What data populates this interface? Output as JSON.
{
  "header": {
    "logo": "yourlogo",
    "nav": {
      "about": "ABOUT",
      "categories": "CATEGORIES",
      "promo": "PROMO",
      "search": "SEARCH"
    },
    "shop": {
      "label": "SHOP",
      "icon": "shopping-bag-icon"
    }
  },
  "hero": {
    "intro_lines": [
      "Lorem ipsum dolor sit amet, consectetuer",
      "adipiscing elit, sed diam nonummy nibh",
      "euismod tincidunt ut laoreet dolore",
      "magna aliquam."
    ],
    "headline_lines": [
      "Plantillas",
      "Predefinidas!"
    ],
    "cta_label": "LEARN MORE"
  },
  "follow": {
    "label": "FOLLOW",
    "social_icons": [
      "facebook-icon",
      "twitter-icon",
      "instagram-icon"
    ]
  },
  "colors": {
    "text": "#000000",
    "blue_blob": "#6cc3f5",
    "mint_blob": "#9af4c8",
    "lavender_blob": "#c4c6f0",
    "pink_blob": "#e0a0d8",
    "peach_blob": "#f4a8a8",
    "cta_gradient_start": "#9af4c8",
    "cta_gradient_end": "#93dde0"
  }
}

* * *

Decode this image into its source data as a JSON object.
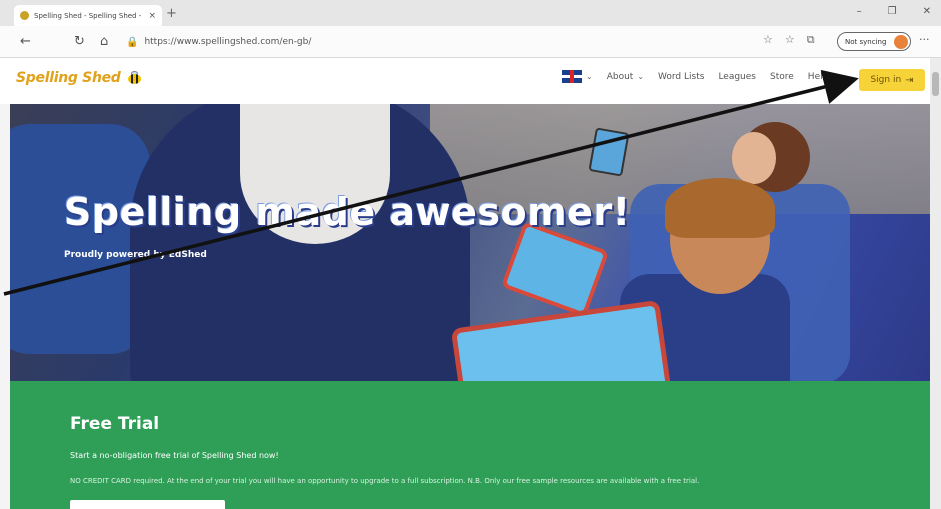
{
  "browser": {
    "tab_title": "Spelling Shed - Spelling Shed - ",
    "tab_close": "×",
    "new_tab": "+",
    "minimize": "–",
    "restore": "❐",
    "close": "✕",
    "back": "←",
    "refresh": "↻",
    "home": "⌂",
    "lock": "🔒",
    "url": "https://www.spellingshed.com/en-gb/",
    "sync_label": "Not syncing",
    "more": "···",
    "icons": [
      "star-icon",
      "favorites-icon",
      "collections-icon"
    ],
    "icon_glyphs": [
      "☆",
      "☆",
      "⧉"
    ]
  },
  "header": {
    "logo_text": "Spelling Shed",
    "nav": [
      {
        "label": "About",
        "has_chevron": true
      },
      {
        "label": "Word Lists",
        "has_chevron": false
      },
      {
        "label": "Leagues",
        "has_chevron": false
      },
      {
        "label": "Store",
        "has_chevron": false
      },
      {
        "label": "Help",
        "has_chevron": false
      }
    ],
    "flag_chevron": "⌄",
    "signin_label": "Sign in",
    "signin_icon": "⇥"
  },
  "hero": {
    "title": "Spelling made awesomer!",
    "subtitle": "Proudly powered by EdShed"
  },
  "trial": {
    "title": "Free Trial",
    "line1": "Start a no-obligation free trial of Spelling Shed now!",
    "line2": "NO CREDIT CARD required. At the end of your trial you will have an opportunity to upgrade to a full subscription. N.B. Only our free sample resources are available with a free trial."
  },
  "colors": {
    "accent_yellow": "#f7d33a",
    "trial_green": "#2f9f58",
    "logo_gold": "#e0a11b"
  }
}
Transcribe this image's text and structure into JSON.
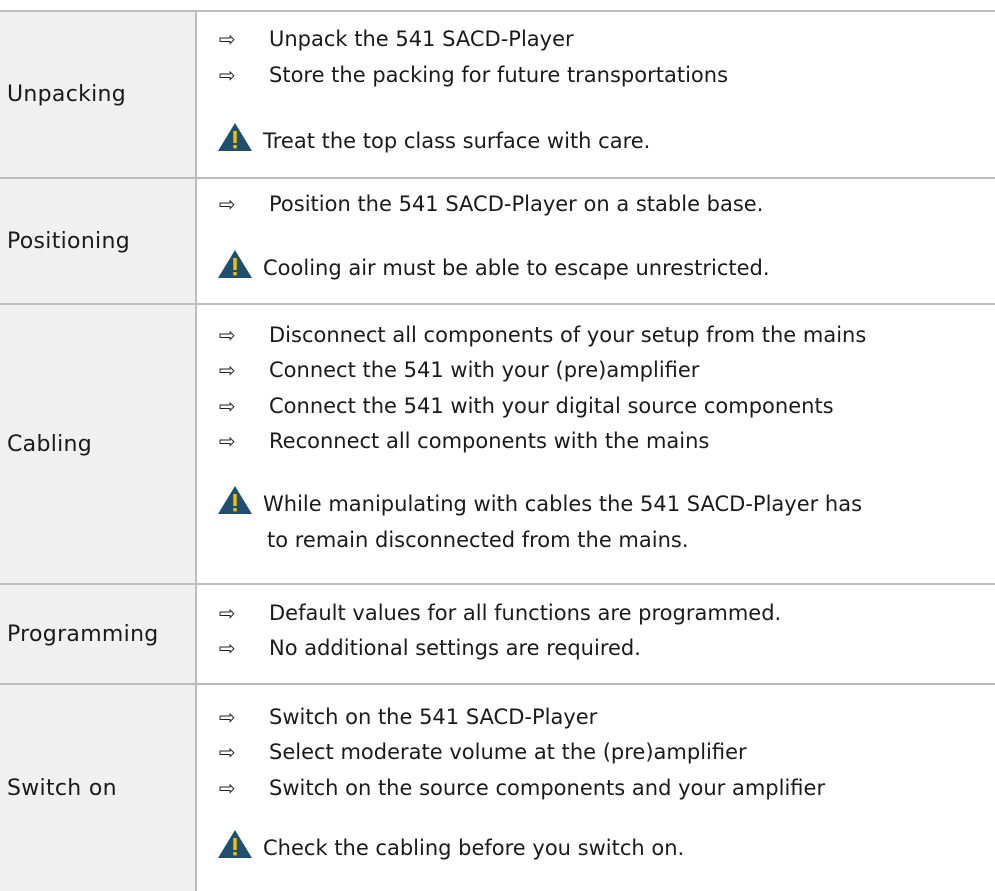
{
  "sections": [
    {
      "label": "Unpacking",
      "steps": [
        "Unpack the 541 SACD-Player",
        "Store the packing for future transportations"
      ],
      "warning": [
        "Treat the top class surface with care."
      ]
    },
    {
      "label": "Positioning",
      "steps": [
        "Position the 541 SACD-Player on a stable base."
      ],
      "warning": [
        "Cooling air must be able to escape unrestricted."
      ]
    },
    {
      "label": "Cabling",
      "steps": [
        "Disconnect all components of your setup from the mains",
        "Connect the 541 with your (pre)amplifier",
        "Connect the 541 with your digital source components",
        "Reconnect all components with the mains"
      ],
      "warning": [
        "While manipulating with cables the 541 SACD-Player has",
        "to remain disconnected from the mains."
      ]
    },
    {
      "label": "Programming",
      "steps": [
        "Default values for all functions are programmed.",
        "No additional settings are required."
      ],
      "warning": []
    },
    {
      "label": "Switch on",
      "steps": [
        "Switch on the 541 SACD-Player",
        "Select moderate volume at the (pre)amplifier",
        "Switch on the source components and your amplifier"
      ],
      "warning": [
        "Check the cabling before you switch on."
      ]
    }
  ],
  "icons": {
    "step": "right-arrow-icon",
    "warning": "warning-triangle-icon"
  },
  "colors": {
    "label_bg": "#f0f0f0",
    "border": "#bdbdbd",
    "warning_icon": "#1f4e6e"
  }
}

YOUR TASK >>
Say how many lines of the data include the string "with". Nothing other than the number should be given.

EXERCISE RESPONSE >>
6